-------- SOURCE EXTRACT --------

28/11/2010, 12:00:05 PM

by Tom Keeley

This weekend Ed Miliband launched a major policy review. Starting with a blank piece of paper, the big thinkers in the party will now take two years coordinating the biggest review of policy since 1994. The party needs it.

The 2010 general election showed a party which had stopped thinking, stopped improving and had little to say. If it had not been for the economic crisis, the dividing lines between us and the Tories would have been slight. When a Labour party can’t state a long list of differences with the Tories, you know there is trouble.

This review needs to put Labour back as the progressive party in this country. A party to ensure that liberty is not at the cost of security. To ensure the poor provision of housing never again fuels racial tensions. A party to champion schools that serve the poorest, health care that heals the sickest and social security that treats the most unfortunate in our society with respect and deference. This will serve the electorate well in two years time. They will have the choice to elect a truly progressive party.

However, the Labour party has a more immediate responsibility. Opposition. While Miliband described opposition as “crap” (and he might be right), it is the most important job in the country at the moment. This government is rolling out the most regressive series of policies and doing it early in the anticipation that the electorate will forget by 2015. Frontline police are being cut. The NHS is being turned upside down. And, soon, teachers will be let go, when the economic independence that came with the academies bill, turns out to be a noose around the necks of the schools.

-------- DATA SHOWN --------

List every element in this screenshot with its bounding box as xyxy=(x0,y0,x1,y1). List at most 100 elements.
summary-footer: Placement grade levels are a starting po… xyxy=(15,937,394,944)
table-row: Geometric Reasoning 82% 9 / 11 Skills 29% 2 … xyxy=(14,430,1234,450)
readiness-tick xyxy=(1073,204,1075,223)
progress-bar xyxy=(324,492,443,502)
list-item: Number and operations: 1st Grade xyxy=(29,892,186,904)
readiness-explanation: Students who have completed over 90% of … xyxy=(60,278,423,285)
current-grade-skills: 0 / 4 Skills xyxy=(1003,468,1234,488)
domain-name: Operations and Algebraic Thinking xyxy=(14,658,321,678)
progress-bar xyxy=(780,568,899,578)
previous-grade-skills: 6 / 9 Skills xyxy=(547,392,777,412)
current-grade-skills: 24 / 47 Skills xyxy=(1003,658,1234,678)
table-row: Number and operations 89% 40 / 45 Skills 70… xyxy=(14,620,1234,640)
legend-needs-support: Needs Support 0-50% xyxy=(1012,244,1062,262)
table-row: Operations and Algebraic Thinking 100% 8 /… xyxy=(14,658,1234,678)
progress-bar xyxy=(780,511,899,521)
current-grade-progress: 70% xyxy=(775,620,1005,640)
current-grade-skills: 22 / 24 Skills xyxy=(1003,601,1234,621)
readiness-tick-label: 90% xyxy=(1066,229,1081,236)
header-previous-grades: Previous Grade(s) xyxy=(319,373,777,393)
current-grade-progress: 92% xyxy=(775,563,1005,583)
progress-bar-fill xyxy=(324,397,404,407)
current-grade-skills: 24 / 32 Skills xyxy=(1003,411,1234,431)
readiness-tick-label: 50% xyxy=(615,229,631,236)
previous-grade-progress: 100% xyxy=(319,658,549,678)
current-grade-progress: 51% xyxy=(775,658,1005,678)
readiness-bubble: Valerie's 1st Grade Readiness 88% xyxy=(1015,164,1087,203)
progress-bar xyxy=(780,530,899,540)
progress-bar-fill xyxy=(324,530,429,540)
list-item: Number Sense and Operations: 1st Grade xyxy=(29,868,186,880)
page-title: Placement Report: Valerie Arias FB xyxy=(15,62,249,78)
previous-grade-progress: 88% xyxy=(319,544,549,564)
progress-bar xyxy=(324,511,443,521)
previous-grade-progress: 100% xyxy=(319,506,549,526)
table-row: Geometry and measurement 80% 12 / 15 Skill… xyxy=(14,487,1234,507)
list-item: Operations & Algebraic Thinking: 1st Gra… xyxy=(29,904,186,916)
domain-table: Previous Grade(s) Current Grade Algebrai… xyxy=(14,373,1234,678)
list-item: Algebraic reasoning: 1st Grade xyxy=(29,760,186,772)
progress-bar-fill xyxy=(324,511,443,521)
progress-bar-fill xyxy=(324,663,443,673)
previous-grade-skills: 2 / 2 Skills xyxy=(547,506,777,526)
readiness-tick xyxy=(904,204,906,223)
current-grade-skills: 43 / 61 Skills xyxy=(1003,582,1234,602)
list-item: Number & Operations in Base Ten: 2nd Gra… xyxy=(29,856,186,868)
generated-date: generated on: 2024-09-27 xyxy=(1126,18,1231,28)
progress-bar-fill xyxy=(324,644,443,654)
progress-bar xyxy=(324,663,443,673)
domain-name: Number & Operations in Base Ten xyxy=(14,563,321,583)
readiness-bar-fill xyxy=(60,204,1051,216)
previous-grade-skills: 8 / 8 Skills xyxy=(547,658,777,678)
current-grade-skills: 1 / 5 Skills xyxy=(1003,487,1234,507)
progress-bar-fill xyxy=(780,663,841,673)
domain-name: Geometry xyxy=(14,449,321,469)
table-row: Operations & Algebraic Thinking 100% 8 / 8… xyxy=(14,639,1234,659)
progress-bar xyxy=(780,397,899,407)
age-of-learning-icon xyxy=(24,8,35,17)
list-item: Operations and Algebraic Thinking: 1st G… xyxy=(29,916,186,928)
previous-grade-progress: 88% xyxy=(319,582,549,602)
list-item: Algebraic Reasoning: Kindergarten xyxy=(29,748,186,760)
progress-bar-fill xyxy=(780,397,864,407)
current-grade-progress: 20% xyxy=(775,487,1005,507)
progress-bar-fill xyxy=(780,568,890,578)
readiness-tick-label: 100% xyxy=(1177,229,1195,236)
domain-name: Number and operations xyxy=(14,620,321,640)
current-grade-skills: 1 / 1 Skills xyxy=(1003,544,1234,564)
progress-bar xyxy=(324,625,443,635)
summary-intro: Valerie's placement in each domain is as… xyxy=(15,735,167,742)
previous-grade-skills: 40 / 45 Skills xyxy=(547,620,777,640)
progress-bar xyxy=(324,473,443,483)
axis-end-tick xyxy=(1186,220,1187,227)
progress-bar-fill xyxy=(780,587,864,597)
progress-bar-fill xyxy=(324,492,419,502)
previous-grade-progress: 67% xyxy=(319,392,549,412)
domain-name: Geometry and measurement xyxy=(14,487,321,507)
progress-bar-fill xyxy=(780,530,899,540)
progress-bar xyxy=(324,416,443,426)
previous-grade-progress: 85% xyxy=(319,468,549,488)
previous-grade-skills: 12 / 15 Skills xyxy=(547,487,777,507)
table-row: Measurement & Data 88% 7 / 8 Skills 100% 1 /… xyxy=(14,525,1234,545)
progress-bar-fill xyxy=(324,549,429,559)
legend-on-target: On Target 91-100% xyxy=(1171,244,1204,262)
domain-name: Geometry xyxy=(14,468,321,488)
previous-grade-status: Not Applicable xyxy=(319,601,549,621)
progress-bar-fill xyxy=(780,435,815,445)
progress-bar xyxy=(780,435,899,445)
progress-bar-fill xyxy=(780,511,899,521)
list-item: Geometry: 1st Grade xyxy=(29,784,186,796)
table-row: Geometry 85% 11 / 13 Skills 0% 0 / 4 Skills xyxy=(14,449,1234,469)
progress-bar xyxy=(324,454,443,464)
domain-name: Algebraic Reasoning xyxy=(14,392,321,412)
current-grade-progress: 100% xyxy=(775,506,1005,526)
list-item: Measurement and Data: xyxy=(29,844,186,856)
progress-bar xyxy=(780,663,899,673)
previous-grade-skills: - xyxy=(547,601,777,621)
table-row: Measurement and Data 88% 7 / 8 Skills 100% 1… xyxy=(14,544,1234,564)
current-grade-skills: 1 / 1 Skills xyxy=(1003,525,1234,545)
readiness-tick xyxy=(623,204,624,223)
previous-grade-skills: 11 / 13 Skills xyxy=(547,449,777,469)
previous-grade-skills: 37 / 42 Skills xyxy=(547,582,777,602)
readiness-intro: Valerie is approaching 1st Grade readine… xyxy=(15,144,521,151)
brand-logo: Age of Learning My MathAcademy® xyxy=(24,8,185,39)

--------

**ACTIVITY LIST**
- A) Return everything in the post on Labour's policy review from "28/11/2010, 12:00:05 PM" down to "there is trouble.".
- B) In the post on Labour's policy review, how long will the party's big thinkers take to coordinate the review?
- C) Write what comes next in the post on Labour's policy review, picking up after its final sentence.
The rows are separate material, unrelated to the post on Labour's policy review.

**EXPECTED RESPONSES**
- A)
28/11/2010, 12:00:05 PM

by Tom Keeley

This weekend Ed Miliband launched a major policy review. Starting with a blank piece of paper, the big thinkers in the party will now take two years coordinating the biggest review of policy since 1994. The party needs it.

The 2010 general election showed a party which had stopped thinking, stopped improving and had little to say. If it had not been for the economic crisis, the dividing lines between us and the Tories would have been slight. When a Labour party can’t state a long list of differences with the Tories, you know there is trouble.

- B) Two years.

- C)
The press will report numbers: the manpower lost, the waiting lists and the crime stats. But the Labour party should remember that this is about people’s lives. This is about another generation of children growing up in homes where no parent works and young people going to school in classrooms that are falling apart. It is about families breaking under the stress of mortgage repayments and lost incomes; about people dying on the waiting list for cancer treatments. The Labour party has a responsibility to stand up for these lives now, not in two years time. The most important job in the country is the opposition of this government’s policies.

While the policy review is vital for our party, a responsible, rigorous and careful opposition is vital for the country. If we fail to provide this now, the electorate will look back on these years and see an indulgent, introspective party. A party that failed them. Until the policy review is complete, our priority must be coherent and effective opposition.

Tom Keeley is a member of Birmingham Edgbaston CLP.